GIVEN EXERCISE:
Gather up the lines that contain "пишет".

[Extracted data entries]
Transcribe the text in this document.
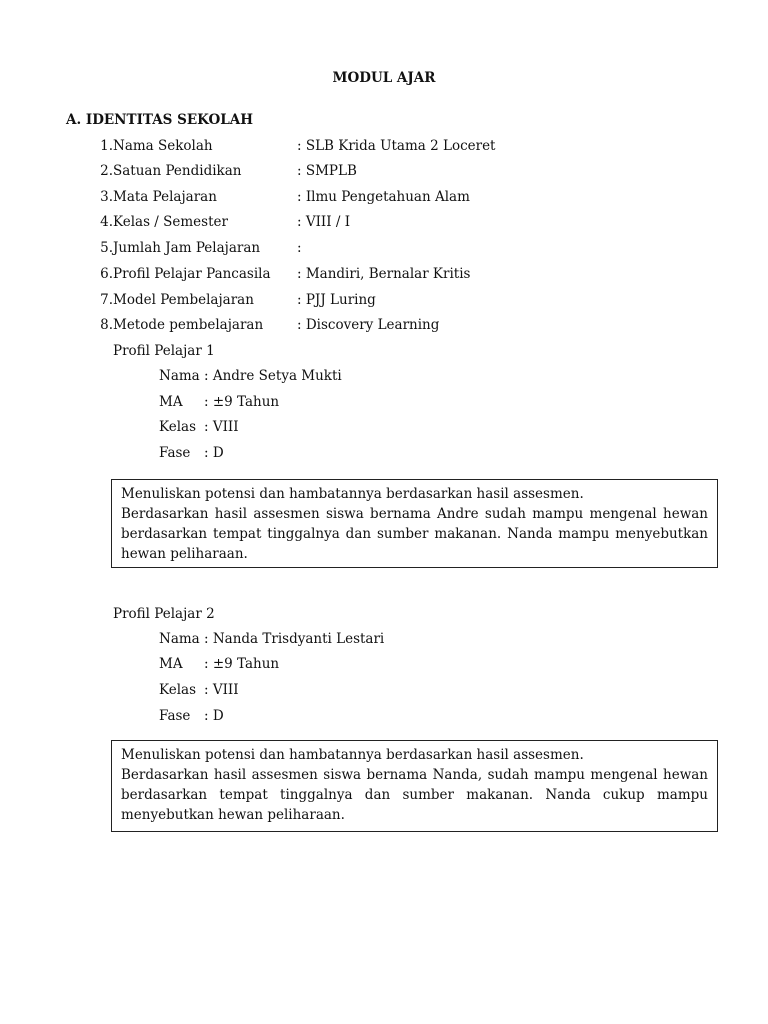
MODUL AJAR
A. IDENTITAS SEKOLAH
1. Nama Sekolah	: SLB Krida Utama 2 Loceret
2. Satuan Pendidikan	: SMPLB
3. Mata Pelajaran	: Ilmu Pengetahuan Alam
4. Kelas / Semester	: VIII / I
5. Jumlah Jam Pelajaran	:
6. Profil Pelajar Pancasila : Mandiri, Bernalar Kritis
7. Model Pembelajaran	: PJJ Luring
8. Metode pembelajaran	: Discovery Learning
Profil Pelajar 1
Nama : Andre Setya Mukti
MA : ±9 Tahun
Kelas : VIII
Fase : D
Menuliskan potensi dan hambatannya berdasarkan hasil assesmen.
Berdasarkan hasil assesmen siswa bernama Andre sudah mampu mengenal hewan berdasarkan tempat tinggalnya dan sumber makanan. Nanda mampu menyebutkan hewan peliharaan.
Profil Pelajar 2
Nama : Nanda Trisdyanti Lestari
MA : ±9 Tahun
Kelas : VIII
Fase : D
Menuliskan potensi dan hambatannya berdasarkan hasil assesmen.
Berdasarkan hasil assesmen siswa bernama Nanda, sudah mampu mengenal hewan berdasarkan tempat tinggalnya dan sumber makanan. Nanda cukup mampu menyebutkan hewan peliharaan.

==

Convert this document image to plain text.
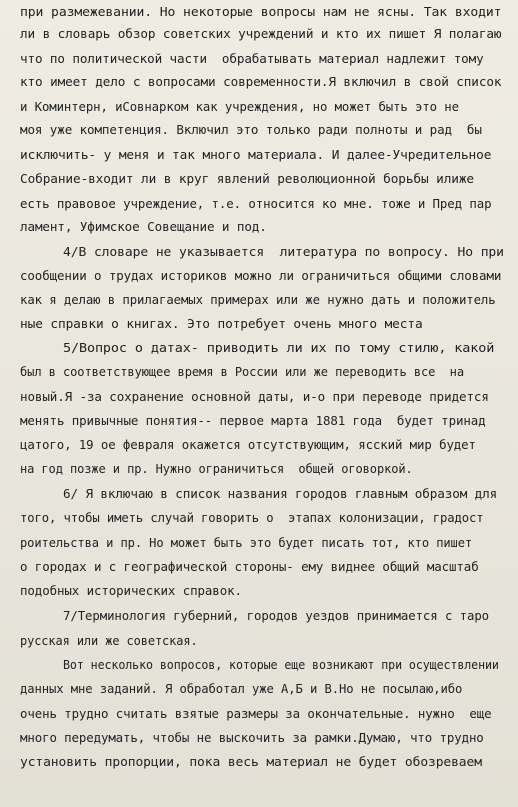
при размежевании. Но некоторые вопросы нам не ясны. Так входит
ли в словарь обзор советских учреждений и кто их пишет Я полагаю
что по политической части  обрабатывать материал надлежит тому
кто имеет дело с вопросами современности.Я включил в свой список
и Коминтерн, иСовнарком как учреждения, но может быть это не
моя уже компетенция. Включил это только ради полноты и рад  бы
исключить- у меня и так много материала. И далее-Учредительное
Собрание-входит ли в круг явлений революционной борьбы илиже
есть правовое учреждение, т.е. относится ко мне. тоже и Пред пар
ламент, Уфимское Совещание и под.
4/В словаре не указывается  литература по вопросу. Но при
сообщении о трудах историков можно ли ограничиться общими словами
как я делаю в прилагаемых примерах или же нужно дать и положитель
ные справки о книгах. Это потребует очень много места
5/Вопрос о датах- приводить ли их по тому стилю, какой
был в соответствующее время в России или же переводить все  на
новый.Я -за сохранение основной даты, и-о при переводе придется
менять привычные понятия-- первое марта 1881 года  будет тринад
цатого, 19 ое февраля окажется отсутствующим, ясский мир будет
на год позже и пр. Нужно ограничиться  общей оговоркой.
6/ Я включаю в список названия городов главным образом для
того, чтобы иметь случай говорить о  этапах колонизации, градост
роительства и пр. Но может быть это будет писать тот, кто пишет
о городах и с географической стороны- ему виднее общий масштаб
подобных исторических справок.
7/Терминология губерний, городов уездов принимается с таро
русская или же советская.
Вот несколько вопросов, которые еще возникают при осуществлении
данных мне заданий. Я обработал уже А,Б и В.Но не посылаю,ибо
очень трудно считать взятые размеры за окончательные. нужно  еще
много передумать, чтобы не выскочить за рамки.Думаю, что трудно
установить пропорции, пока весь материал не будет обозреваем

...

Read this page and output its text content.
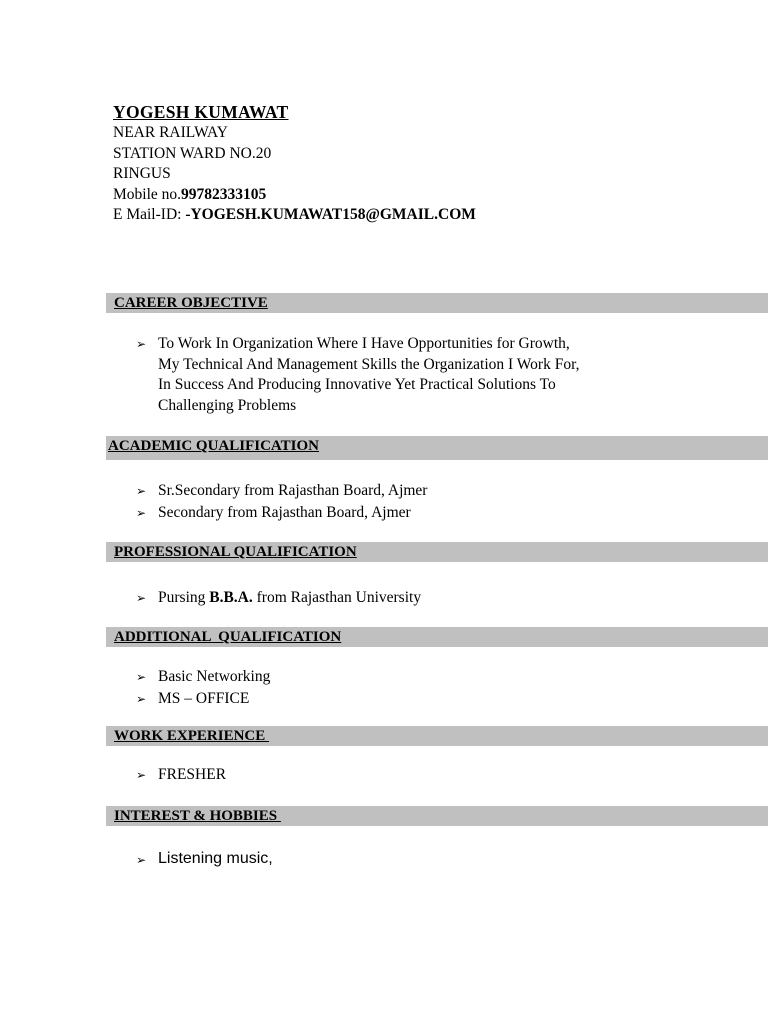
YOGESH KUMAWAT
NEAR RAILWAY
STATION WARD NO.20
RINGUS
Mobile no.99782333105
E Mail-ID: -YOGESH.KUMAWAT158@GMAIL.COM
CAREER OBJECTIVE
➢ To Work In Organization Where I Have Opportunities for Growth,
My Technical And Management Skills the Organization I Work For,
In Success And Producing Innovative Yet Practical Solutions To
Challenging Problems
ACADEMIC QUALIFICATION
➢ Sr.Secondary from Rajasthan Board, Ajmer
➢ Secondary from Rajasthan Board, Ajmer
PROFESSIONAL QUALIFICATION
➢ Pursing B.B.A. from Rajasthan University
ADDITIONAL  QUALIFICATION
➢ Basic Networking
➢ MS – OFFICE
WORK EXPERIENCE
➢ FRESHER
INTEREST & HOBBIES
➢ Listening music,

SOLVED EXERCISE:
ли в словарь обзор советских учреждений и кто их пишет Я полагаю
роительства и пр. Но может быть это будет писать тот, кто пишет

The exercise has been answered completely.